>> BEGIN Information supplied

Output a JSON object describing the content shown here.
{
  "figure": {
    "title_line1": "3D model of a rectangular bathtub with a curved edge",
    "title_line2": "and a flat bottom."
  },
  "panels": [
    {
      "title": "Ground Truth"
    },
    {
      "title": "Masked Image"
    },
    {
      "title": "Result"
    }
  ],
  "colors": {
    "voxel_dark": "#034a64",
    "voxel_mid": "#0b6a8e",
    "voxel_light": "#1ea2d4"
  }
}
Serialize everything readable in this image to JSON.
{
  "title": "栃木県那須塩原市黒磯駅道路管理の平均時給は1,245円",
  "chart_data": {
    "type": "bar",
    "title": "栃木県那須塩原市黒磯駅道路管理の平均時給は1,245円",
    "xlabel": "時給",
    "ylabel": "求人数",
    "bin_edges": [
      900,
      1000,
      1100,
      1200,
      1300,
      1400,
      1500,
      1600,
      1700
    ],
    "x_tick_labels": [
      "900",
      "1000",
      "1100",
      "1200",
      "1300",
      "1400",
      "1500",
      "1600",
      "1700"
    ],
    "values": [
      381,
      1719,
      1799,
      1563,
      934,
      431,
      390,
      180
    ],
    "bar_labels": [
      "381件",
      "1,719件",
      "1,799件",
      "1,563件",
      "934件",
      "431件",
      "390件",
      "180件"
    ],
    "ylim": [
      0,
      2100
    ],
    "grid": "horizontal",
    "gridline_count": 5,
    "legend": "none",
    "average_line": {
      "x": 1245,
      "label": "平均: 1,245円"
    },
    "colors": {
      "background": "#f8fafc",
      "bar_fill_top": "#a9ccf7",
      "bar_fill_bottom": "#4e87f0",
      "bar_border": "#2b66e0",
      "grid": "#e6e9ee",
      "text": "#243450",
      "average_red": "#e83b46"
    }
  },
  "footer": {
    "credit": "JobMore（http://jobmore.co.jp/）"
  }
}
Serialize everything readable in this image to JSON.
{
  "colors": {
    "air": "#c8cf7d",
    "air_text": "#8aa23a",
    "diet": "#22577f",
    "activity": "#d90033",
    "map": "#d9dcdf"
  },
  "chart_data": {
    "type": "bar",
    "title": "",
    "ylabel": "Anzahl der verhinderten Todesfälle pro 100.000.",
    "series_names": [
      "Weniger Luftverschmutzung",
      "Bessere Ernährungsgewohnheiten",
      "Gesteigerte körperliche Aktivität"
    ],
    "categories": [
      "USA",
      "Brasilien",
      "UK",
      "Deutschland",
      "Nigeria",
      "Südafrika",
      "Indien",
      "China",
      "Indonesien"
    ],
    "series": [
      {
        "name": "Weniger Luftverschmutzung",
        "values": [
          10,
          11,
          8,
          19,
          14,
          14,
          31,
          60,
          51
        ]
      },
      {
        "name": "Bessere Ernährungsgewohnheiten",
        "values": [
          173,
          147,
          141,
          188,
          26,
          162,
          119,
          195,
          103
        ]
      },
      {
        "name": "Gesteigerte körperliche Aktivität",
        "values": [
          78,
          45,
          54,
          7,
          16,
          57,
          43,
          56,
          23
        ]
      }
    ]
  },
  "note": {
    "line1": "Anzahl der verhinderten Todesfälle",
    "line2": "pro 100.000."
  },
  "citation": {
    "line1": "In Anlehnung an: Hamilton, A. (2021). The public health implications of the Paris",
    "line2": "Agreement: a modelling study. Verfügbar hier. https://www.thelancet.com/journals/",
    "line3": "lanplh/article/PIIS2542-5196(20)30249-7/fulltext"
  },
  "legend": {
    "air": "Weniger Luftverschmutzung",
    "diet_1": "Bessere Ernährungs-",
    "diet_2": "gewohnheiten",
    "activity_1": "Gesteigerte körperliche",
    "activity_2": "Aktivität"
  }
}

>> END Information supplied

**Task goal**: Write out the data exactly as it stands.

**Output**:
Output a JSON object describing the content shown here.
{
  "figure": {
    "title_line1": "3D model of a rectangular bathtub with a curved edge",
    "title_line2": "and a flat bottom."
  },
  "panels": [
    {
      "title": "Ground Truth"
    },
    {
      "title": "Masked Image"
    },
    {
      "title": "Result"
    }
  ],
  "colors": {
    "voxel_dark": "#034a64",
    "voxel_mid": "#0b6a8e",
    "voxel_light": "#1ea2d4"
  }
}
Serialize everything readable in this image to JSON.
{
  "title": "栃木県那須塩原市黒磯駅道路管理の平均時給は1,245円",
  "chart_data": {
    "type": "bar",
    "title": "栃木県那須塩原市黒磯駅道路管理の平均時給は1,245円",
    "xlabel": "時給",
    "ylabel": "求人数",
    "bin_edges": [
      900,
      1000,
      1100,
      1200,
      1300,
      1400,
      1500,
      1600,
      1700
    ],
    "x_tick_labels": [
      "900",
      "1000",
      "1100",
      "1200",
      "1300",
      "1400",
      "1500",
      "1600",
      "1700"
    ],
    "values": [
      381,
      1719,
      1799,
      1563,
      934,
      431,
      390,
      180
    ],
    "bar_labels": [
      "381件",
      "1,719件",
      "1,799件",
      "1,563件",
      "934件",
      "431件",
      "390件",
      "180件"
    ],
    "ylim": [
      0,
      2100
    ],
    "grid": "horizontal",
    "gridline_count": 5,
    "legend": "none",
    "average_line": {
      "x": 1245,
      "label": "平均: 1,245円"
    },
    "colors": {
      "background": "#f8fafc",
      "bar_fill_top": "#a9ccf7",
      "bar_fill_bottom": "#4e87f0",
      "bar_border": "#2b66e0",
      "grid": "#e6e9ee",
      "text": "#243450",
      "average_red": "#e83b46"
    }
  },
  "footer": {
    "credit": "JobMore（http://jobmore.co.jp/）"
  }
}
Serialize everything readable in this image to JSON.
{
  "colors": {
    "air": "#c8cf7d",
    "air_text": "#8aa23a",
    "diet": "#22577f",
    "activity": "#d90033",
    "map": "#d9dcdf"
  },
  "chart_data": {
    "type": "bar",
    "title": "",
    "ylabel": "Anzahl der verhinderten Todesfälle pro 100.000.",
    "series_names": [
      "Weniger Luftverschmutzung",
      "Bessere Ernährungsgewohnheiten",
      "Gesteigerte körperliche Aktivität"
    ],
    "categories": [
      "USA",
      "Brasilien",
      "UK",
      "Deutschland",
      "Nigeria",
      "Südafrika",
      "Indien",
      "China",
      "Indonesien"
    ],
    "series": [
      {
        "name": "Weniger Luftverschmutzung",
        "values": [
          10,
          11,
          8,
          19,
          14,
          14,
          31,
          60,
          51
        ]
      },
      {
        "name": "Bessere Ernährungsgewohnheiten",
        "values": [
          173,
          147,
          141,
          188,
          26,
          162,
          119,
          195,
          103
        ]
      },
      {
        "name": "Gesteigerte körperliche Aktivität",
        "values": [
          78,
          45,
          54,
          7,
          16,
          57,
          43,
          56,
          23
        ]
      }
    ]
  },
  "note": {
    "line1": "Anzahl der verhinderten Todesfälle",
    "line2": "pro 100.000."
  },
  "citation": {
    "line1": "In Anlehnung an: Hamilton, A. (2021). The public health implications of the Paris",
    "line2": "Agreement: a modelling study. Verfügbar hier. https://www.thelancet.com/journals/",
    "line3": "lanplh/article/PIIS2542-5196(20)30249-7/fulltext"
  },
  "legend": {
    "air": "Weniger Luftverschmutzung",
    "diet_1": "Bessere Ernährungs-",
    "diet_2": "gewohnheiten",
    "activity_1": "Gesteigerte körperliche",
    "activity_2": "Aktivität"
  }
}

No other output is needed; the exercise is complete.